* **Verilen görev a**: Türk tarihi çalışmaları üzerine olan metinden "Biz Doğan Avcıoğlu’nun" ile "diyor isyan ederek..." arasındaki bölümü, iki uç da dahil, hiçbir değişiklik yapmadan yazın.

* **Sayfa alıntısı**:
Biz Doğan Avcıoğlu’nun yolundan gitmedik. Dört ciltlik müthiş çalışması olan Türklerin Tarihi’yle yapayalnız kaldı. Çok geniş bir tarih penceresi açtı. Anadolu’nun Türkleşmesi, Orta Asya Türkleri, Asya ve Avrupa Hunları, Göktürkler, Uygurlar, Rusya ve Avrupa Türkleri, Doğu Avrupa Yahudiliğinin Türk kökenli olup olmadığı tartışması vs. kitaplarının müthiş konularıdır. Hangimiz o yoldan gitmeye çalıştık? Kocaman bir sıfırız. Yalçın Küçük, “Tarihçi de olmak zorundayım” diyor isyan ederek...

* **Görev girdisi**:
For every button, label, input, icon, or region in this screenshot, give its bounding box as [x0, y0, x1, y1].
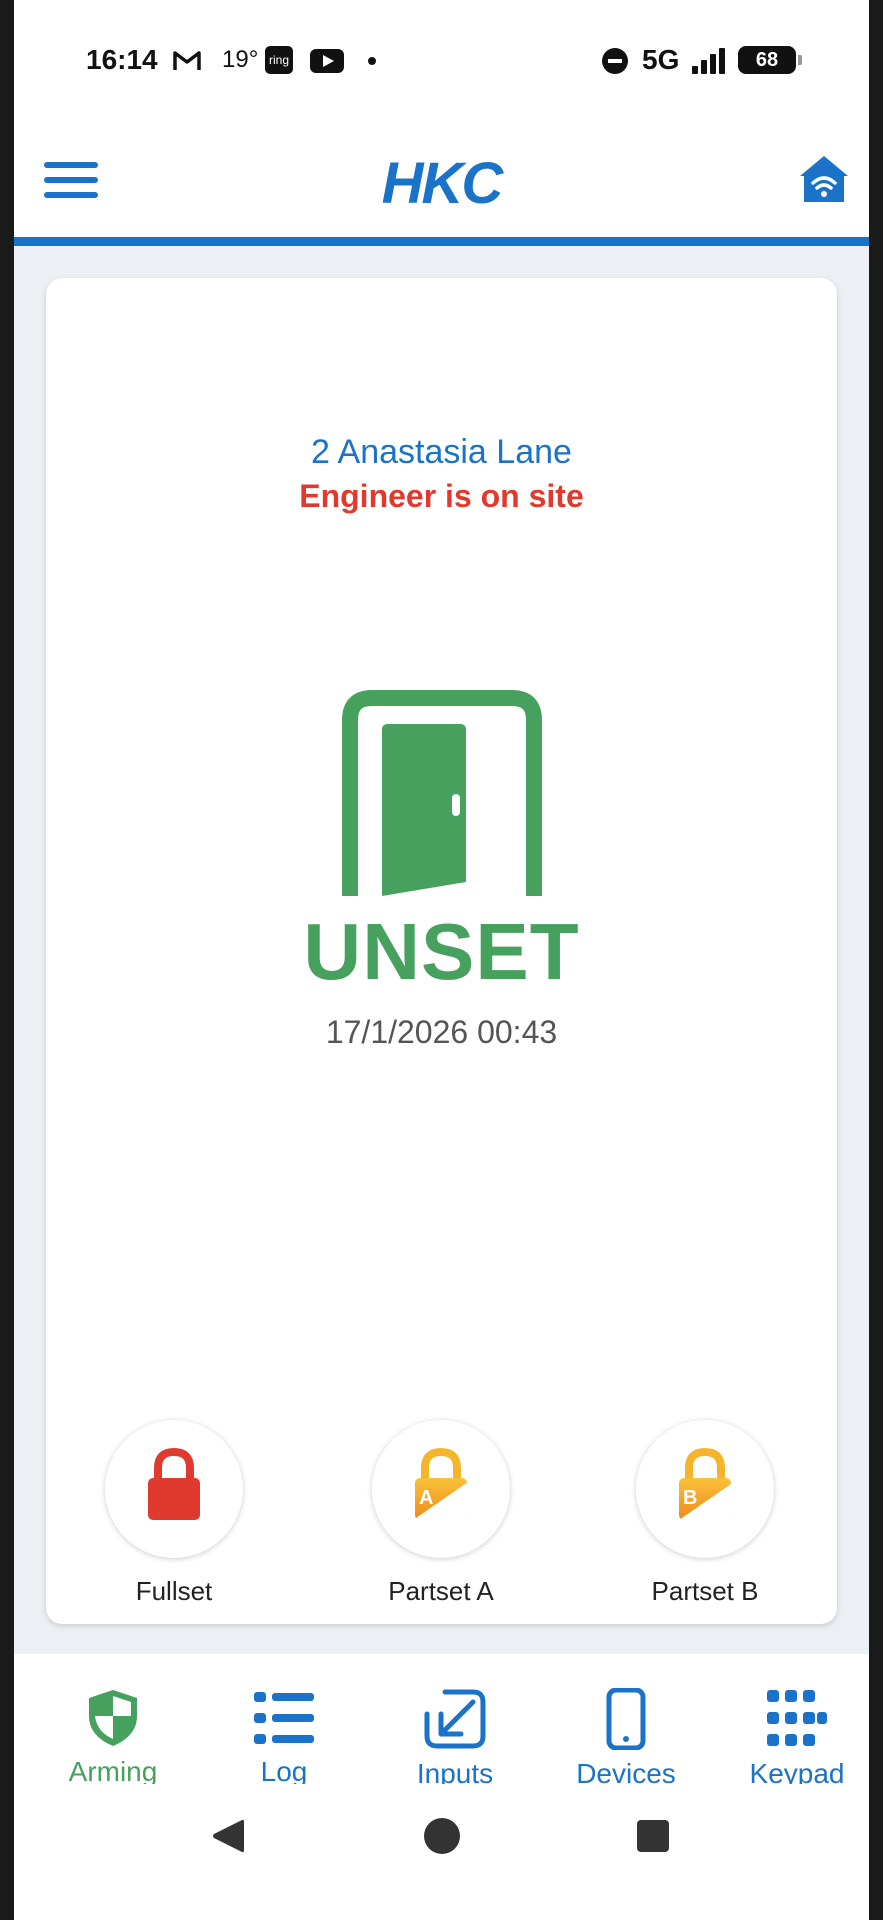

* * *

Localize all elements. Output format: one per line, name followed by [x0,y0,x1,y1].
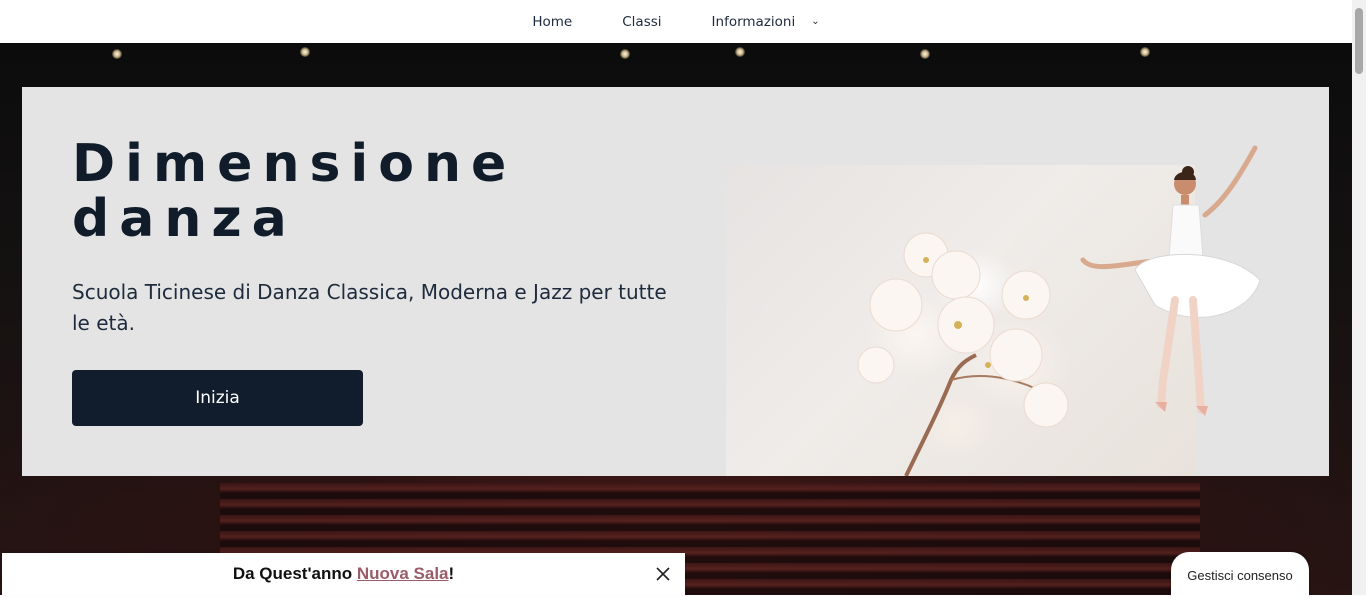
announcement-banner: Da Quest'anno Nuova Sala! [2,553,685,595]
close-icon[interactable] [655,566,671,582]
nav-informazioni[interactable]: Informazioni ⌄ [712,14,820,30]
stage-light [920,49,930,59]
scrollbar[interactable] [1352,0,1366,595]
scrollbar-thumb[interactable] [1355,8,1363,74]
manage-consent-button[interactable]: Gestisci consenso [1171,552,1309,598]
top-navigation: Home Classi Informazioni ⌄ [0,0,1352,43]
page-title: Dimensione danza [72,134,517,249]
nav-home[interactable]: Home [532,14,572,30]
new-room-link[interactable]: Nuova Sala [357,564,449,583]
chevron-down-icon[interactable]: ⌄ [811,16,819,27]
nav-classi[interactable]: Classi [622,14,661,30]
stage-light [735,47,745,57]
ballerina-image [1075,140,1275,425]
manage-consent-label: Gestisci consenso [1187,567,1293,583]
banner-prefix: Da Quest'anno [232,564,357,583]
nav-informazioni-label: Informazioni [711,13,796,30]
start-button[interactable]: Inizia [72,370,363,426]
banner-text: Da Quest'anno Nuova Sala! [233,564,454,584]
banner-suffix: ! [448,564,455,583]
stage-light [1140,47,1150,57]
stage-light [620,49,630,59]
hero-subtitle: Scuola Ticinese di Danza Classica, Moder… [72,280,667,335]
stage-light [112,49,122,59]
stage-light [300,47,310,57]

* **Verilen görev b**: "Localize all elements." ifadesini içeren satır ile "stage-light [300,47,310,57]" ifadesini içeren satır arasındaki satırları, ikisi de dahil, "Sıra No" ve "Satır" sütunlarından oluşan bir Markdown tablosuna dönüştürün. Boş satırları ve resim satırlarını tabloya almayın.

* **Sonuç a**:
Biz Doğan Avcıoğlu’nun yolundan gitmedik. Dört ciltlik müthiş çalışması olan Türklerin Tarihi’yle yapayalnız kaldı. Çok geniş bir tarih penceresi açtı. Anadolu’nun Türkleşmesi, Orta Asya Türkleri, Asya ve Avrupa Hunları, Göktürkler, Uygurlar, Rusya ve Avrupa Türkleri, Doğu Avrupa Yahudiliğinin Türk kökenli olup olmadığı tartışması vs. kitaplarının müthiş konularıdır. Hangimiz o yoldan gitmeye çalıştık? Kocaman bir sıfırız. Yalçın Küçük, “Tarihçi de olmak zorundayım” diyor isyan ederek...

* **Sonuç b**:
| Sıra No | Satır |
|---|---|
| 1 | Localize all elements. Output format: one per line, name followed by [x0,y0,x1,y1]. |
| 2 | announcement-banner: Da Quest'anno Nuova Sala! [2,553,685,595] |
| 3 | close-icon[interactable] [655,566,671,582] |
| 4 | nav-informazioni[interactable]: Informazioni ⌄ [712,14,820,30] |
| 5 | stage-light [920,49,930,59] |
| 6 | scrollbar[interactable] [1352,0,1366,595] |
| 7 | scrollbar-thumb[interactable] [1355,8,1363,74] |
| 8 | manage-consent-button[interactable]: Gestisci consenso [1171,552,1309,598] |
| 9 | top-navigation: Home Classi Informazioni ⌄ [0,0,1352,43] |
| 10 | page-title: Dimensione danza [72,134,517,249] |
| 11 | nav-home[interactable]: Home [532,14,572,30] |
| 12 | new-room-link[interactable]: Nuova Sala [357,564,449,583] |
| 13 | chevron-down-icon[interactable]: ⌄ [811,16,819,27] |
| 14 | nav-classi[interactable]: Classi [622,14,661,30] |
| 15 | stage-light [735,47,745,57] |
| 16 | ballerina-image [1075,140,1275,425] |
| 17 | manage-consent-label: Gestisci consenso [1187,567,1293,583] |
| 18 | banner-prefix: Da Quest'anno [232,564,357,583] |
| 19 | nav-informazioni-label: Informazioni [711,13,796,30] |
| 20 | start-button[interactable]: Inizia [72,370,363,426] |
| 21 | banner-text: Da Quest'anno Nuova Sala! [233,564,454,584] |
| 22 | banner-suffix: ! [448,564,455,583] |
| 23 | stage-light [1140,47,1150,57] |
| 24 | stage-light [620,49,630,59] |
| 25 | hero-subtitle: Scuola Ticinese di Danza Classica, Moder… [72,280,667,335] |
| 26 | stage-light [112,49,122,59] |
| 27 | stage-light [300,47,310,57] |